(Stored records)

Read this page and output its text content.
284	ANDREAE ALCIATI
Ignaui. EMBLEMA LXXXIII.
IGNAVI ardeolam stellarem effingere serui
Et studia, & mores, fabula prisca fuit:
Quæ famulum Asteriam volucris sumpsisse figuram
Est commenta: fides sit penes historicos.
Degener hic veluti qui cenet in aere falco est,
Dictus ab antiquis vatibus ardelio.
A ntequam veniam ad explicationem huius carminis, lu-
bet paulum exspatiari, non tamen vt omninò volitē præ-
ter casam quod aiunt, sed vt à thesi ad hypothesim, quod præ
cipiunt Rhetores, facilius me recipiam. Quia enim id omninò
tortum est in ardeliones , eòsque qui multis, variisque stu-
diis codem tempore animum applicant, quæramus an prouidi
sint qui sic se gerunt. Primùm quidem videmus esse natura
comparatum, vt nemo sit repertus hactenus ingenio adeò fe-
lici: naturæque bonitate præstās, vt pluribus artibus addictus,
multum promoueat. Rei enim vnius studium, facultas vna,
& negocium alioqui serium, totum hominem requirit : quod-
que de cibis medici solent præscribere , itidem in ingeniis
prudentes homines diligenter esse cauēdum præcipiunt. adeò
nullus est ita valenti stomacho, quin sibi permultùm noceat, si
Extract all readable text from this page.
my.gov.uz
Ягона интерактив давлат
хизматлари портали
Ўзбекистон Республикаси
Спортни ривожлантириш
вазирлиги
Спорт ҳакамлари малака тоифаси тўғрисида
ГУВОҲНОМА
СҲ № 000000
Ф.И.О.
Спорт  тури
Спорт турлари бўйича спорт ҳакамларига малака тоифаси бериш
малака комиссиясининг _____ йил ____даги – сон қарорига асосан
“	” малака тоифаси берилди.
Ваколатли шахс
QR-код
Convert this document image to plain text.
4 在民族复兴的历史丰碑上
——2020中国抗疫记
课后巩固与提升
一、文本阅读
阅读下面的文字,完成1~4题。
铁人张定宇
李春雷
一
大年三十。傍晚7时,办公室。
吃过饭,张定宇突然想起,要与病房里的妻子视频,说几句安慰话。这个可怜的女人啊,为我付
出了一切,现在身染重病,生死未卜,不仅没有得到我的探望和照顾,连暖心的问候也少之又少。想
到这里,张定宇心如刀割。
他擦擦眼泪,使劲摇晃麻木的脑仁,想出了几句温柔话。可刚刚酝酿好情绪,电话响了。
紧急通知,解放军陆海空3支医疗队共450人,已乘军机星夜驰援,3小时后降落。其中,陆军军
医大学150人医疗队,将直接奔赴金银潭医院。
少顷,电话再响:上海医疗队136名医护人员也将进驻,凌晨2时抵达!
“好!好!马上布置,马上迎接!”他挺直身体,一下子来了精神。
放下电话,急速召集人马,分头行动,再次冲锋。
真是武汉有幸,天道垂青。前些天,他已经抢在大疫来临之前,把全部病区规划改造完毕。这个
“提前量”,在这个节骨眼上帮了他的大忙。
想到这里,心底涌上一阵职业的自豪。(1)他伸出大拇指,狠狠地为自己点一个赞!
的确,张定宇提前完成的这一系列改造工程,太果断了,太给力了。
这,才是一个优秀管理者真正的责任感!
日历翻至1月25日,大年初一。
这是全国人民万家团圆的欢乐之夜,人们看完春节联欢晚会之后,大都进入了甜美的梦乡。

> _BRIEF_: Go through the listing above line by line and say how many lines hold the word "adeò". Reply with that number only.

> _PROBLEM SOLUTION_: 2